- Okuma Parçası:
***

Toplum beyin felci geçiriyor.
Siz buna hafıza felci de diyebilirsiniz, akıl felci de diyebilirsiniz.
Ne derseniz deyin ama nohut kadar aklımız kaldıysa, o akılla iyi düşünmemiz gerek…
Bizim kuşak ortaokul, lise dönemlerinde şapka giyme ve kravat takma zorunluluğumuz vardı.
Zorunluluk diyorum, hiçbir arkadaşımız kravat takmak istemezdi.
Şapka giymeyi de hiç sevmezdi.
Kilis’te ortaokulu okuduğumuz yıllarda, Nasrettin Hocanın fıkraları gibi olaylar yaşardık.
Her gün okul kapısında bir müdür yardımcısı ya da disiplinli bir öğretmen bekler, kravatsız, şapkasız öğrencileri okula almazdı.
Okula şapkasız ve kravatsız girmek yasaktı.
Biz işin kolayını bulmuştuk.
Okula şapkalı, kravatlı giren okul arkadaşlarımız, arka duvardan bize şapkalarını ve kravatlarını atarlar, biz de okula şapkalı kravatlı girerdik.
Bu davranışımız, belki de bir dayatmaya, bir yasağa tepkiydi.
Belki de o zaman öğretmenlerimizi kandırabilmenin heyecanını yaşamaya çalışıyorduk.
Kandırırdık da.
Ya da onlar, durumu bile bile, kanmış görünürlerdi.
Çünkü hepimiz okula şapkalı ve kravatlı olarak girerdik.
Şimdi okullara girerken şapka takmak zaten kalmadı.

***

[Öğe ve bölge verileri]
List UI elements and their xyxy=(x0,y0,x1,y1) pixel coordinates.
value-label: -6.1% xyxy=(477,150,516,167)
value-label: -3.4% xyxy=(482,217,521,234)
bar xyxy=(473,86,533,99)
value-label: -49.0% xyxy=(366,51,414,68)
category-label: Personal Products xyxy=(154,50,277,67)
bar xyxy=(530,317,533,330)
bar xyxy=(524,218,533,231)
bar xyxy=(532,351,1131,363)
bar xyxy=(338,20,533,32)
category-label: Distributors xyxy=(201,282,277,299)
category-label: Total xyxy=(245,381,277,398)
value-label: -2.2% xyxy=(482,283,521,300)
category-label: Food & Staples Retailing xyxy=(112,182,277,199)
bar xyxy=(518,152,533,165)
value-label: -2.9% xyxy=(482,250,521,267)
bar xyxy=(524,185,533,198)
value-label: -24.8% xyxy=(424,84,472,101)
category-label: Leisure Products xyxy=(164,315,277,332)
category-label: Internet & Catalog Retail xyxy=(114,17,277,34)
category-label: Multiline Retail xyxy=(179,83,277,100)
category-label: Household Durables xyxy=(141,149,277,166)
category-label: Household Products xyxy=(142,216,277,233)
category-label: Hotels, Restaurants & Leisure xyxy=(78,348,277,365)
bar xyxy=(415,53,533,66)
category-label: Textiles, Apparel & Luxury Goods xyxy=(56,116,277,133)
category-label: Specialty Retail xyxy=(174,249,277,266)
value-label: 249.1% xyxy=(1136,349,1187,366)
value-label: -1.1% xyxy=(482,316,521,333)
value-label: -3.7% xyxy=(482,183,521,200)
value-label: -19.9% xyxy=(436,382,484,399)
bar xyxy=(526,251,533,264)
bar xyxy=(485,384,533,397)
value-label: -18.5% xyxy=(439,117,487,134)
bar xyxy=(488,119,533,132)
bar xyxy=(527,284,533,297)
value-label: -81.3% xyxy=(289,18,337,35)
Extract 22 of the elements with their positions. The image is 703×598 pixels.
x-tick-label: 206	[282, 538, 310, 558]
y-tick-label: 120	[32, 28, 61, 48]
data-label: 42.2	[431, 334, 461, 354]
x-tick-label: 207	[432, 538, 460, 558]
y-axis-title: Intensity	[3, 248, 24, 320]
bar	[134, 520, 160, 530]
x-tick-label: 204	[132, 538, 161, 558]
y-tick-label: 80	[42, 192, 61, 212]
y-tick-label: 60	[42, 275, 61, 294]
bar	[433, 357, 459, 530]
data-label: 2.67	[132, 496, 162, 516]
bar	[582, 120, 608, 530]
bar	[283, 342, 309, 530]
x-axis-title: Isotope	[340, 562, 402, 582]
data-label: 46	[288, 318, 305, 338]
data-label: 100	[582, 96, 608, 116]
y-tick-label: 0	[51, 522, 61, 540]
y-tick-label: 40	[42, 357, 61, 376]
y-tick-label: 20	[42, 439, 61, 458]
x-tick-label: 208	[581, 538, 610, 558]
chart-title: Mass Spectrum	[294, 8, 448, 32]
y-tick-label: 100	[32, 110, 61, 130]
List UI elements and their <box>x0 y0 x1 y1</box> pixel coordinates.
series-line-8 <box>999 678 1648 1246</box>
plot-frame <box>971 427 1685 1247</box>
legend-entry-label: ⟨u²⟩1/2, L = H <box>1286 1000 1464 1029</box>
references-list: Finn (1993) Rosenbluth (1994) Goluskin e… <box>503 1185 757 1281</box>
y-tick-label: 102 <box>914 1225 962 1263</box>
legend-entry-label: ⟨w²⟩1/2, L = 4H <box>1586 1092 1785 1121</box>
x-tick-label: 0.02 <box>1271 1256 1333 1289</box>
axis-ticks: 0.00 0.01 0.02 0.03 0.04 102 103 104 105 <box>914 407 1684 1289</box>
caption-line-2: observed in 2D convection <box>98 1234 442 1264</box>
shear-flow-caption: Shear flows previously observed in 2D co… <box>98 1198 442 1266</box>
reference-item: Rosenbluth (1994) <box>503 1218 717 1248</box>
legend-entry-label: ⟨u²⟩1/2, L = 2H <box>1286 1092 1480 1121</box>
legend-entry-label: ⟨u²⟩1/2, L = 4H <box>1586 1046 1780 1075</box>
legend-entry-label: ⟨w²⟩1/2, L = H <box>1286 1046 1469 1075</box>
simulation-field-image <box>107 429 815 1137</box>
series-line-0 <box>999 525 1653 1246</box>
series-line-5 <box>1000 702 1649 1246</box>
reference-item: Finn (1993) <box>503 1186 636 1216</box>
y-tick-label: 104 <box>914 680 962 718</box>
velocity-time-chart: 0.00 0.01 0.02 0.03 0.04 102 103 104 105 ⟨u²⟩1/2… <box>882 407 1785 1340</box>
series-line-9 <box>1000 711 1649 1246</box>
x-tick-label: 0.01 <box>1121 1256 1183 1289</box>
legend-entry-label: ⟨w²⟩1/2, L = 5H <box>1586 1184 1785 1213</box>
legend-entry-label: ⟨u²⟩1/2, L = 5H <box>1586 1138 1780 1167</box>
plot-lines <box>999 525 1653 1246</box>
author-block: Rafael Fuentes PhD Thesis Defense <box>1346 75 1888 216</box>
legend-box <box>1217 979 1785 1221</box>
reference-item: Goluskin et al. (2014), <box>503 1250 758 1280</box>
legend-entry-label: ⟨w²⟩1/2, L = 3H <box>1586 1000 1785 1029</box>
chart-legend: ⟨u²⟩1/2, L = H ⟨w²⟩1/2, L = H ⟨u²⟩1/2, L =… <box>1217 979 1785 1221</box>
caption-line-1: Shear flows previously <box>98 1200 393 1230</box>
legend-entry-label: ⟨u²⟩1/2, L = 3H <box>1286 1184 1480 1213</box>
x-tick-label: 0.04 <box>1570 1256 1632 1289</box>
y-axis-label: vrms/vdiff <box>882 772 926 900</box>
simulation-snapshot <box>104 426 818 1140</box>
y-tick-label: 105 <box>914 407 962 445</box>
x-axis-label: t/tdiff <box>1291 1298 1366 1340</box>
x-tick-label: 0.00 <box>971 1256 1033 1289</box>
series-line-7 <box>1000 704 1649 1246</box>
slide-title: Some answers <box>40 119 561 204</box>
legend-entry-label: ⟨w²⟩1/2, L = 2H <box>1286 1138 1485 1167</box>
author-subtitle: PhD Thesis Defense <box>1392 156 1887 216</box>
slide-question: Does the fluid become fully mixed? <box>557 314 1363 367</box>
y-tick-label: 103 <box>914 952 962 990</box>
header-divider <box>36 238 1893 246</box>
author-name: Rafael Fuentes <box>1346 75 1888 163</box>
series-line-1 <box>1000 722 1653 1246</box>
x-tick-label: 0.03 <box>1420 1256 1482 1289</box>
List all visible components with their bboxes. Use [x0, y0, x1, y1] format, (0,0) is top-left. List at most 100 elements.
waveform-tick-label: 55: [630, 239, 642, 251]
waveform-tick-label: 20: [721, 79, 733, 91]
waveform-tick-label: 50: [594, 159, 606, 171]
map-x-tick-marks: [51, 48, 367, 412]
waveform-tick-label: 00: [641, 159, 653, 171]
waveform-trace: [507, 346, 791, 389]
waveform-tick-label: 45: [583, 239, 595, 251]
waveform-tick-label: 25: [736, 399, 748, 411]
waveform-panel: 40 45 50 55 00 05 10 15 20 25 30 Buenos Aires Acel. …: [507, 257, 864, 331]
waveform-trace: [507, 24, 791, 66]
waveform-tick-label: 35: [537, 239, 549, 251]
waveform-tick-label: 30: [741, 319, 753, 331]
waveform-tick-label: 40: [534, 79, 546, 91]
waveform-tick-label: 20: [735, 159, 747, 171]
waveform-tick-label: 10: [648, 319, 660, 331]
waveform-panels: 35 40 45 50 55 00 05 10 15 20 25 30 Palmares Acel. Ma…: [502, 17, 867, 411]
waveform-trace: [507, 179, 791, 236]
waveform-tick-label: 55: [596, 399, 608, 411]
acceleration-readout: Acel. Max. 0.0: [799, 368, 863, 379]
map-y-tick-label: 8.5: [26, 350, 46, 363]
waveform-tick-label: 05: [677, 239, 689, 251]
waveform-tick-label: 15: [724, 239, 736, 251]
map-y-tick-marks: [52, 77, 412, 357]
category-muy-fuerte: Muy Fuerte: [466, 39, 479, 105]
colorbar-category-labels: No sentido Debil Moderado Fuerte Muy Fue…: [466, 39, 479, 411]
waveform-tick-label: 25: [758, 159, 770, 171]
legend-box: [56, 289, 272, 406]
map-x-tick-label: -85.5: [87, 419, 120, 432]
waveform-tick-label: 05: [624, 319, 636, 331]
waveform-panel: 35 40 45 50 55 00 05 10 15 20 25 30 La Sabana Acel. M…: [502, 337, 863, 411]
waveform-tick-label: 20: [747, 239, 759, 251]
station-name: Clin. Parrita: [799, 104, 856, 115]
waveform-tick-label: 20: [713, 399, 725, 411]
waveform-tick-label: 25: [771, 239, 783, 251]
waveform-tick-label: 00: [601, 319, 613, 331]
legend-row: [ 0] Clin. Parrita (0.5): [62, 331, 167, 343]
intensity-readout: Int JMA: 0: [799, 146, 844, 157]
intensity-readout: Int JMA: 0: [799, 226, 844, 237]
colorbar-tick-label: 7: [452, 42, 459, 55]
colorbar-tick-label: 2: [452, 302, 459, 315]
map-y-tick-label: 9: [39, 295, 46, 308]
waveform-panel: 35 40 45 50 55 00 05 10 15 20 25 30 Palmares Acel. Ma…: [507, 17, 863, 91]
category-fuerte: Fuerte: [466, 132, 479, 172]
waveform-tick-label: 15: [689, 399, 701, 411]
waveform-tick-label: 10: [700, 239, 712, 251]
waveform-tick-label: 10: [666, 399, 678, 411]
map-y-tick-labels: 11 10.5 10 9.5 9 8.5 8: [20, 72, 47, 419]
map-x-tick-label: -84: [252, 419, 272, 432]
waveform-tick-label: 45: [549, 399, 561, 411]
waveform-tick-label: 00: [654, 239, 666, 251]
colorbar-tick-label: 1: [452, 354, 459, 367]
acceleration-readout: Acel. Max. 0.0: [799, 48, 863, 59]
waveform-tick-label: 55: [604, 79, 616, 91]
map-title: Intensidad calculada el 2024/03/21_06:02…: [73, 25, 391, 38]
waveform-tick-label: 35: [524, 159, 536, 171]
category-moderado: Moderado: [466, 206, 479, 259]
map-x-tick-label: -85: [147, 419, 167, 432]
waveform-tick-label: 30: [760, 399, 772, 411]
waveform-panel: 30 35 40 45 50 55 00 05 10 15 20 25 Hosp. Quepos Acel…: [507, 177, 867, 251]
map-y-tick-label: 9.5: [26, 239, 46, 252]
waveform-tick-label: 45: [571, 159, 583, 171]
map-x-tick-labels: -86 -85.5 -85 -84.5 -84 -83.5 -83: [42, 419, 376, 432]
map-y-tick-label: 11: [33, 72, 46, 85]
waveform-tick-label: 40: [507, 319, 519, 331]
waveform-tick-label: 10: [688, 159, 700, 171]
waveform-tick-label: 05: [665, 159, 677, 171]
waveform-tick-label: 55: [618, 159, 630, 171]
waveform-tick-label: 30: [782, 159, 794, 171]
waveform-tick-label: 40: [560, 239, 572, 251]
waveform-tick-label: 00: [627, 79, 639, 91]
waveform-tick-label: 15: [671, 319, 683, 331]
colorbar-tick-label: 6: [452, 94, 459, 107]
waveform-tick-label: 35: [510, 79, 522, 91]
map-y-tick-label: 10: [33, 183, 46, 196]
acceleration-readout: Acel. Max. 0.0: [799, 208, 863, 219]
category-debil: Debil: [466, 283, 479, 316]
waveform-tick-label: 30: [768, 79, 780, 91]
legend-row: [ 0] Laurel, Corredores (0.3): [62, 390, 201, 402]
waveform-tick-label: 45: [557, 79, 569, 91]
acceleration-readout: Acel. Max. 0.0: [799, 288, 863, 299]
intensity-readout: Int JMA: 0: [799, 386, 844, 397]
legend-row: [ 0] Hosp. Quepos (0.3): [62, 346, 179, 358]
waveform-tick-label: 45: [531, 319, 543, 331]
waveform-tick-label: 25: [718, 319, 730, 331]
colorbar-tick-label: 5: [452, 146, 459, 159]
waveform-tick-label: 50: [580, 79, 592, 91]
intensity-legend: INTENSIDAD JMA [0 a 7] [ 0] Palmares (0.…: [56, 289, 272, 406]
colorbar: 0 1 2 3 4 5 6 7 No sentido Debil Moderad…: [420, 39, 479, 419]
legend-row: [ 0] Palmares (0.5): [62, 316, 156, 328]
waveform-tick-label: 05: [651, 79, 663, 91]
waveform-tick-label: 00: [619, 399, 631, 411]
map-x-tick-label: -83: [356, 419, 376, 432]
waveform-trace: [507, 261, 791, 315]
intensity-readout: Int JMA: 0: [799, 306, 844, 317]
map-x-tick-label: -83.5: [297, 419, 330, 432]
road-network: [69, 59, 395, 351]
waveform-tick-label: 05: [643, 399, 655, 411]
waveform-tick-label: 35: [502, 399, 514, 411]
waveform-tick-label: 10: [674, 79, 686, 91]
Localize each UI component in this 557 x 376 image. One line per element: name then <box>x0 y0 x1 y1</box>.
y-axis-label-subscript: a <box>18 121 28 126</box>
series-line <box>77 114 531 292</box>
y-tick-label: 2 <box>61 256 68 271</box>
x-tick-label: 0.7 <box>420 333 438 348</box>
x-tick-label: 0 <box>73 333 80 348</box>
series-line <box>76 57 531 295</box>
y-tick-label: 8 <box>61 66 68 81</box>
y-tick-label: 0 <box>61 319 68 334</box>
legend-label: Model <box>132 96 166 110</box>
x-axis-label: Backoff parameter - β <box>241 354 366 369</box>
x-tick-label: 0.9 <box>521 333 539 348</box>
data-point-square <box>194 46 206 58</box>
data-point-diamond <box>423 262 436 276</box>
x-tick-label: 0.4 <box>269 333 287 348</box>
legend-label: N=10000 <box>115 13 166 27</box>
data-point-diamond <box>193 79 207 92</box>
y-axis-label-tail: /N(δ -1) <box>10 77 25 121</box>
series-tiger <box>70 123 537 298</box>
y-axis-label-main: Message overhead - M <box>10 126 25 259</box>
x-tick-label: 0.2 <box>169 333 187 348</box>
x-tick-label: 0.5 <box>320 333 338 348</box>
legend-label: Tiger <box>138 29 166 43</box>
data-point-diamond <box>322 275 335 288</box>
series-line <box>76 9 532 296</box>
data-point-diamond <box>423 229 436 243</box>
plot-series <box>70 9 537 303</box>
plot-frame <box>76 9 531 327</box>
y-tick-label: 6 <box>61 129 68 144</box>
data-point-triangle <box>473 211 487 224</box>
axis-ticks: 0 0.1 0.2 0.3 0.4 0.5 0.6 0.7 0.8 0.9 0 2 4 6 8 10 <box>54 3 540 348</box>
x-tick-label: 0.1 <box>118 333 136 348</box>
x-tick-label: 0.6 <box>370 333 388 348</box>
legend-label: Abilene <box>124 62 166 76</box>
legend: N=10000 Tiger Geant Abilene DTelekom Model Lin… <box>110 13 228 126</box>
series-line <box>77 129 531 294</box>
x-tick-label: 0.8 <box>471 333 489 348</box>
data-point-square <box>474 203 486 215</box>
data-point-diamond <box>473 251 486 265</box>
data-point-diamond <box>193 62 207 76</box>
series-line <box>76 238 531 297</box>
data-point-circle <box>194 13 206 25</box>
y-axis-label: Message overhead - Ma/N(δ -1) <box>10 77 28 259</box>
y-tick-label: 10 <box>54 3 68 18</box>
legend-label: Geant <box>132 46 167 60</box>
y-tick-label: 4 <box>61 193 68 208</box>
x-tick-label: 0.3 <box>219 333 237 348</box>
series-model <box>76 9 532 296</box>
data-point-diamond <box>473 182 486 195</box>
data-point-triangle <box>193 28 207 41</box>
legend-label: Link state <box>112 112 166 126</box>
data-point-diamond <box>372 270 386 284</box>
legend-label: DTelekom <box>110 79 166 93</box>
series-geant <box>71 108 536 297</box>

***

- Yazılı Alıştırma:
Yukarıdaki okul yıllarındaki şapka ve kravat zorunluluğunu anlatan parçayı iki cümleyle özetleyin.

- Alıştırma Yanıtı:
Parça, anlatıcının kuşağının ortaokul ve lise yıllarında şapka giyme ve kravat takma zorunluluğu olduğunu, okul kapısında bekleyen bir müdür yardımcısının ya da öğretmenin şapkasız ve kravatsız öğrencileri okula almadığını anlatır. Öğrenciler, içeri giren arkadaşlarının arka duvardan attığı şapka ve kravatları takarak okula girerdi; parça bunun bir yasağa tepki ya da öğretmenleri kandırmanın heyecanı olabileceğini söyler.